Set down every entry again word for word, please, but skip the pictures.

### Dataset items
----

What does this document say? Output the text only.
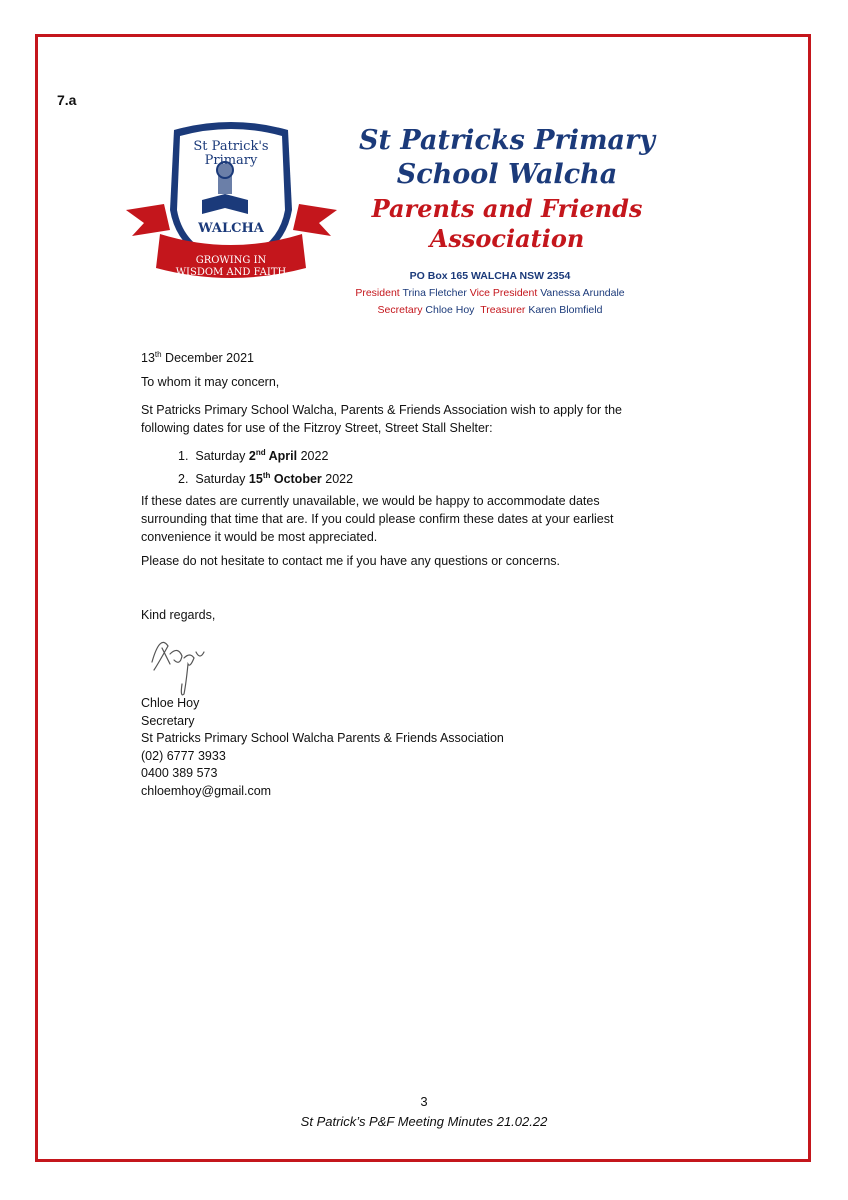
7.a
St Patrick's
Primary
WALCHA
GROWING IN
WISDOM AND FAITH
St Patricks Primary
School Walcha
Parents and Friends
Association
PO Box 165 WALCHA NSW 2354
President Trina Fletcher Vice President Vanessa Arundale
Secretary Chloe Hoy Treasurer Karen Blomfield
13th December 2021
To whom it may concern,
St Patricks Primary School Walcha, Parents & Friends Association wish to apply for the following dates for use of the Fitzroy Street, Street Stall Shelter:
1. Saturday 2nd April 2022
2. Saturday 15th October 2022
If these dates are currently unavailable, we would be happy to accommodate dates surrounding that time that are. If you could please confirm these dates at your earliest convenience it would be most appreciated.
Please do not hesitate to contact me if you have any questions or concerns.
Kind regards,
Chloe Hoy
Secretary
St Patricks Primary School Walcha Parents & Friends Association
(02) 6777 3933
0400 389 573
chloemhoy@gmail.com
3
St Patrick’s P&F Meeting Minutes 21.02.22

----

### Result
What does this document say? Output the text only.
7.a
St Patrick's
Primary
WALCHA
GROWING IN
WISDOM AND FAITH
St Patricks Primary
School Walcha
Parents and Friends
Association
PO Box 165 WALCHA NSW 2354
President Trina Fletcher Vice President Vanessa Arundale
Secretary Chloe Hoy Treasurer Karen Blomfield
13th December 2021
To whom it may concern,
St Patricks Primary School Walcha, Parents & Friends Association wish to apply for the following dates for use of the Fitzroy Street, Street Stall Shelter:
1. Saturday 2nd April 2022
2. Saturday 15th October 2022
If these dates are currently unavailable, we would be happy to accommodate dates surrounding that time that are. If you could please confirm these dates at your earliest convenience it would be most appreciated.
Please do not hesitate to contact me if you have any questions or concerns.
Kind regards,
Chloe Hoy
Secretary
St Patricks Primary School Walcha Parents & Friends Association
(02) 6777 3933
0400 389 573
chloemhoy@gmail.com
3
St Patrick’s P&F Meeting Minutes 21.02.22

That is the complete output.